>>>>
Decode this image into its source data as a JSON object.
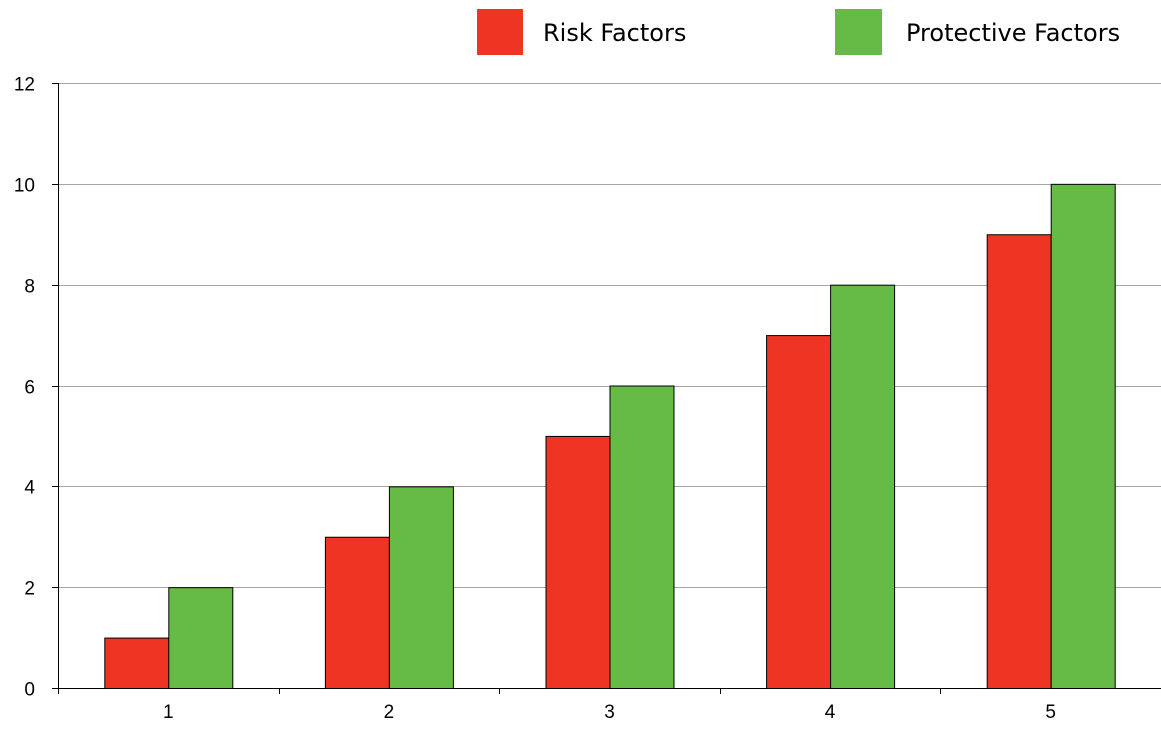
{
  "chart_data": {
    "type": "bar",
    "title": "",
    "xlabel": "",
    "ylabel": "",
    "categories": [
      "1",
      "2",
      "3",
      "4",
      "5"
    ],
    "series": [
      {
        "name": "Risk Factors",
        "color": "#ee3524",
        "values": [
          1,
          3,
          5,
          7,
          9
        ]
      },
      {
        "name": "Protective Factors",
        "color": "#66bb46",
        "values": [
          2,
          4,
          6,
          8,
          10
        ]
      }
    ],
    "ylim": [
      0,
      12
    ],
    "yticks": [
      "0",
      "2",
      "4",
      "6",
      "8",
      "10",
      "12"
    ],
    "grid": true,
    "legend_position": "top-right"
  }
}
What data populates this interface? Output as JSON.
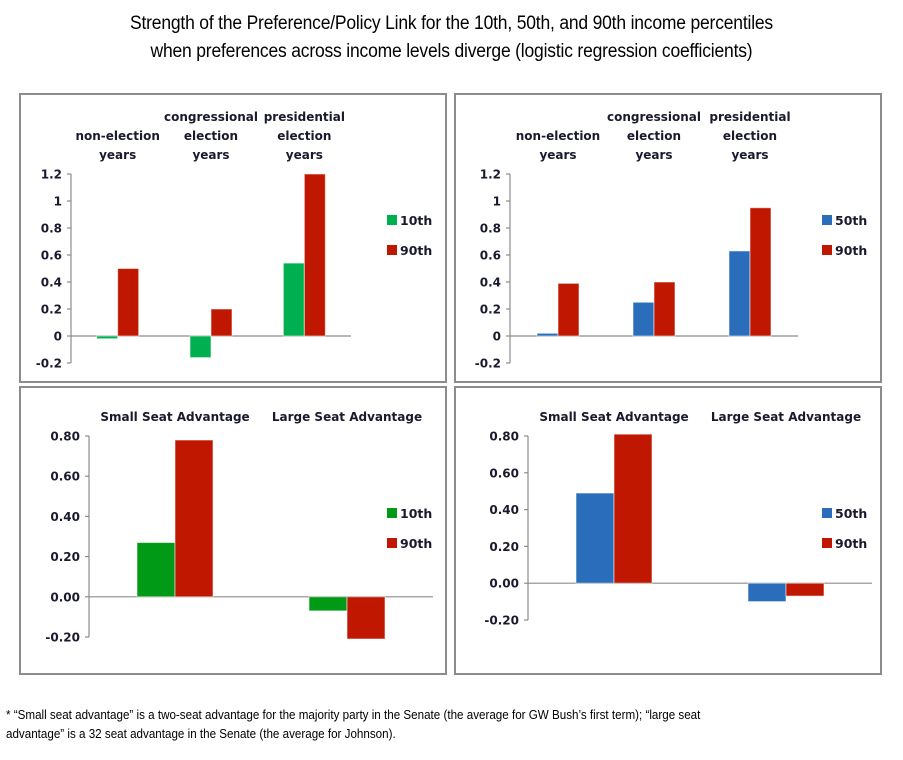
{
  "title_line1": "Strength of the Preference/Policy Link for the 10th, 50th, and 90th income percentiles",
  "title_line2": "when preferences across income levels diverge (logistic regression coefficients)",
  "footnote_line1": "* “Small seat advantage” is a two-seat advantage for the majority party in the Senate (the average for GW Bush’s first term); “large seat",
  "footnote_line2": "advantage” is a 32 seat advantage in the Senate (the average for Johnson).",
  "chart_data": [
    {
      "id": "top-left",
      "type": "bar",
      "title": "",
      "categories": [
        [
          "non-election",
          "years"
        ],
        [
          "congressional",
          "election",
          "years"
        ],
        [
          "presidential",
          "election",
          "years"
        ]
      ],
      "series": [
        {
          "name": "10th",
          "color": "#00B050",
          "values": [
            -0.02,
            -0.16,
            0.54
          ]
        },
        {
          "name": "90th",
          "color": "#C01800",
          "values": [
            0.5,
            0.2,
            1.2
          ]
        }
      ],
      "ylim": [
        -0.2,
        1.2
      ],
      "yticks": [
        -0.2,
        0,
        0.2,
        0.4,
        0.6,
        0.8,
        1,
        1.2
      ],
      "ytick_labels": [
        "-0.2",
        "0",
        "0.2",
        "0.4",
        "0.6",
        "0.8",
        "1",
        "1.2"
      ],
      "xlabel": "",
      "ylabel": "",
      "legend": "right",
      "grid": false
    },
    {
      "id": "top-right",
      "type": "bar",
      "title": "",
      "categories": [
        [
          "non-election",
          "years"
        ],
        [
          "congressional",
          "election",
          "years"
        ],
        [
          "presidential",
          "election",
          "years"
        ]
      ],
      "series": [
        {
          "name": "50th",
          "color": "#2A6EBB",
          "values": [
            0.02,
            0.25,
            0.63
          ]
        },
        {
          "name": "90th",
          "color": "#C01800",
          "values": [
            0.39,
            0.4,
            0.95
          ]
        }
      ],
      "ylim": [
        -0.2,
        1.2
      ],
      "yticks": [
        -0.2,
        0,
        0.2,
        0.4,
        0.6,
        0.8,
        1,
        1.2
      ],
      "ytick_labels": [
        "-0.2",
        "0",
        "0.2",
        "0.4",
        "0.6",
        "0.8",
        "1",
        "1.2"
      ],
      "xlabel": "",
      "ylabel": "",
      "legend": "right",
      "grid": false
    },
    {
      "id": "bottom-left",
      "type": "bar",
      "title": "",
      "categories": [
        [
          "Small Seat Advantage"
        ],
        [
          "Large Seat Advantage"
        ]
      ],
      "series": [
        {
          "name": "10th",
          "color": "#009A16",
          "values": [
            0.27,
            -0.07
          ]
        },
        {
          "name": "90th",
          "color": "#C01800",
          "values": [
            0.78,
            -0.21
          ]
        }
      ],
      "ylim": [
        -0.2,
        0.8
      ],
      "yticks": [
        -0.2,
        0,
        0.2,
        0.4,
        0.6,
        0.8
      ],
      "ytick_labels": [
        "-0.20",
        "0.00",
        "0.20",
        "0.40",
        "0.60",
        "0.80"
      ],
      "xlabel": "",
      "ylabel": "",
      "legend": "right",
      "grid": false
    },
    {
      "id": "bottom-right",
      "type": "bar",
      "title": "",
      "categories": [
        [
          "Small Seat Advantage"
        ],
        [
          "Large Seat Advantage"
        ]
      ],
      "series": [
        {
          "name": "50th",
          "color": "#2A6EBB",
          "values": [
            0.49,
            -0.1
          ]
        },
        {
          "name": "90th",
          "color": "#C01800",
          "values": [
            0.81,
            -0.07
          ]
        }
      ],
      "ylim": [
        -0.2,
        0.8
      ],
      "yticks": [
        -0.2,
        0,
        0.2,
        0.4,
        0.6,
        0.8
      ],
      "ytick_labels": [
        "-0.20",
        "0.00",
        "0.20",
        "0.40",
        "0.60",
        "0.80"
      ],
      "xlabel": "",
      "ylabel": "",
      "legend": "right",
      "grid": false
    }
  ]
}
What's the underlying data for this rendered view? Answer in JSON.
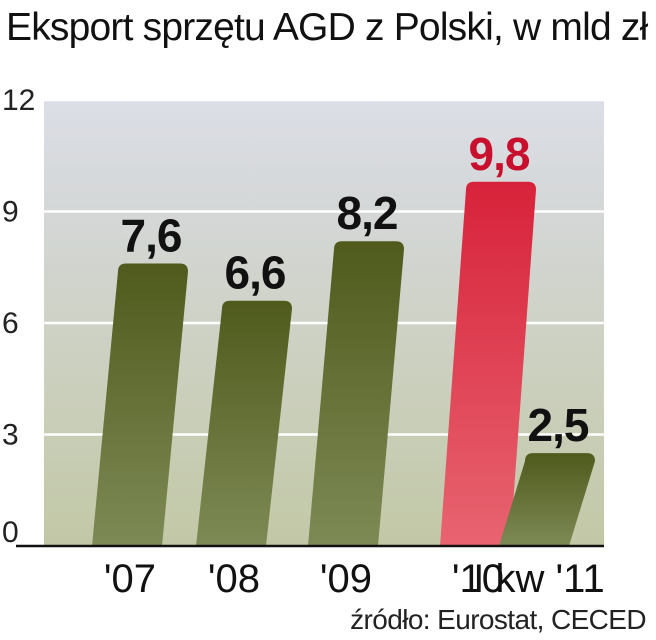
{
  "title": "Eksport sprzętu AGD z Polski, w mld zł",
  "source": "źródło: Eurostat, CECED",
  "colors": {
    "bar": "#5b6524",
    "highlight": "#da2a3f",
    "highlight_label": "#c8102e",
    "label": "#111111",
    "axis": "#111111",
    "grid": "#ffffff",
    "plot_bg_top": "#dcdee7",
    "plot_bg_bottom": "#c2c8a6"
  },
  "chart_data": {
    "type": "bar",
    "title": "Eksport sprzętu AGD z Polski, w mld zł",
    "categories": [
      "'07",
      "'08",
      "'09",
      "'10",
      "I kw '11"
    ],
    "values": [
      7.6,
      6.6,
      8.2,
      9.8,
      2.5
    ],
    "value_labels": [
      "7,6",
      "6,6",
      "8,2",
      "9,8",
      "2,5"
    ],
    "highlight_index": 3,
    "ylim": [
      0,
      12
    ],
    "yticks": [
      0,
      3,
      6,
      9,
      12
    ],
    "ytick_labels": [
      "0",
      "3",
      "6",
      "9",
      "12"
    ],
    "grid": true,
    "legend": "none"
  }
}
<<<<
Take the listing above and print it exactly, apart from the pictures.

Decode this image into its source data as a JSON object.
{
  "chart_data": {
    "type": "bar",
    "title": "",
    "xlabel": "",
    "ylabel": "",
    "categories": [
      "1",
      "2",
      "3",
      "4",
      "5"
    ],
    "series": [
      {
        "name": "Risk Factors",
        "color": "#ee3524",
        "values": [
          1,
          3,
          5,
          7,
          9
        ]
      },
      {
        "name": "Protective Factors",
        "color": "#66bb46",
        "values": [
          2,
          4,
          6,
          8,
          10
        ]
      }
    ],
    "ylim": [
      0,
      12
    ],
    "yticks": [
      "0",
      "2",
      "4",
      "6",
      "8",
      "10",
      "12"
    ],
    "grid": true,
    "legend_position": "top-right"
  }
}
What data populates this interface? Output as JSON.
{
  "title_line1": "Strength of the Preference/Policy Link for the 10th, 50th, and 90th income percentiles",
  "title_line2": "when preferences across income levels diverge (logistic regression coefficients)",
  "footnote_line1": "* “Small seat advantage” is a two-seat advantage for the majority party in the Senate (the average for GW Bush’s first term); “large seat",
  "footnote_line2": "advantage” is a 32 seat advantage in the Senate (the average for Johnson).",
  "chart_data": [
    {
      "id": "top-left",
      "type": "bar",
      "title": "",
      "categories": [
        [
          "non-election",
          "years"
        ],
        [
          "congressional",
          "election",
          "years"
        ],
        [
          "presidential",
          "election",
          "years"
        ]
      ],
      "series": [
        {
          "name": "10th",
          "color": "#00B050",
          "values": [
            -0.02,
            -0.16,
            0.54
          ]
        },
        {
          "name": "90th",
          "color": "#C01800",
          "values": [
            0.5,
            0.2,
            1.2
          ]
        }
      ],
      "ylim": [
        -0.2,
        1.2
      ],
      "yticks": [
        -0.2,
        0,
        0.2,
        0.4,
        0.6,
        0.8,
        1,
        1.2
      ],
      "ytick_labels": [
        "-0.2",
        "0",
        "0.2",
        "0.4",
        "0.6",
        "0.8",
        "1",
        "1.2"
      ],
      "xlabel": "",
      "ylabel": "",
      "legend": "right",
      "grid": false
    },
    {
      "id": "top-right",
      "type": "bar",
      "title": "",
      "categories": [
        [
          "non-election",
          "years"
        ],
        [
          "congressional",
          "election",
          "years"
        ],
        [
          "presidential",
          "election",
          "years"
        ]
      ],
      "series": [
        {
          "name": "50th",
          "color": "#2A6EBB",
          "values": [
            0.02,
            0.25,
            0.63
          ]
        },
        {
          "name": "90th",
          "color": "#C01800",
          "values": [
            0.39,
            0.4,
            0.95
          ]
        }
      ],
      "ylim": [
        -0.2,
        1.2
      ],
      "yticks": [
        -0.2,
        0,
        0.2,
        0.4,
        0.6,
        0.8,
        1,
        1.2
      ],
      "ytick_labels": [
        "-0.2",
        "0",
        "0.2",
        "0.4",
        "0.6",
        "0.8",
        "1",
        "1.2"
      ],
      "xlabel": "",
      "ylabel": "",
      "legend": "right",
      "grid": false
    },
    {
      "id": "bottom-left",
      "type": "bar",
      "title": "",
      "categories": [
        [
          "Small Seat Advantage"
        ],
        [
          "Large Seat Advantage"
        ]
      ],
      "series": [
        {
          "name": "10th",
          "color": "#009A16",
          "values": [
            0.27,
            -0.07
          ]
        },
        {
          "name": "90th",
          "color": "#C01800",
          "values": [
            0.78,
            -0.21
          ]
        }
      ],
      "ylim": [
        -0.2,
        0.8
      ],
      "yticks": [
        -0.2,
        0,
        0.2,
        0.4,
        0.6,
        0.8
      ],
      "ytick_labels": [
        "-0.20",
        "0.00",
        "0.20",
        "0.40",
        "0.60",
        "0.80"
      ],
      "xlabel": "",
      "ylabel": "",
      "legend": "right",
      "grid": false
    },
    {
      "id": "bottom-right",
      "type": "bar",
      "title": "",
      "categories": [
        [
          "Small Seat Advantage"
        ],
        [
          "Large Seat Advantage"
        ]
      ],
      "series": [
        {
          "name": "50th",
          "color": "#2A6EBB",
          "values": [
            0.49,
            -0.1
          ]
        },
        {
          "name": "90th",
          "color": "#C01800",
          "values": [
            0.81,
            -0.07
          ]
        }
      ],
      "ylim": [
        -0.2,
        0.8
      ],
      "yticks": [
        -0.2,
        0,
        0.2,
        0.4,
        0.6,
        0.8
      ],
      "ytick_labels": [
        "-0.20",
        "0.00",
        "0.20",
        "0.40",
        "0.60",
        "0.80"
      ],
      "xlabel": "",
      "ylabel": "",
      "legend": "right",
      "grid": false
    }
  ]
}
What's the underlying data for this rendered view? Answer in JSON.
{
  "title": "Eksport sprzętu AGD z Polski, w mld zł",
  "source": "źródło: Eurostat, CECED",
  "colors": {
    "bar": "#5b6524",
    "highlight": "#da2a3f",
    "highlight_label": "#c8102e",
    "label": "#111111",
    "axis": "#111111",
    "grid": "#ffffff",
    "plot_bg_top": "#dcdee7",
    "plot_bg_bottom": "#c2c8a6"
  },
  "chart_data": {
    "type": "bar",
    "title": "Eksport sprzętu AGD z Polski, w mld zł",
    "categories": [
      "'07",
      "'08",
      "'09",
      "'10",
      "I kw '11"
    ],
    "values": [
      7.6,
      6.6,
      8.2,
      9.8,
      2.5
    ],
    "value_labels": [
      "7,6",
      "6,6",
      "8,2",
      "9,8",
      "2,5"
    ],
    "highlight_index": 3,
    "ylim": [
      0,
      12
    ],
    "yticks": [
      0,
      3,
      6,
      9,
      12
    ],
    "ytick_labels": [
      "0",
      "3",
      "6",
      "9",
      "12"
    ],
    "grid": true,
    "legend": "none"
  }
}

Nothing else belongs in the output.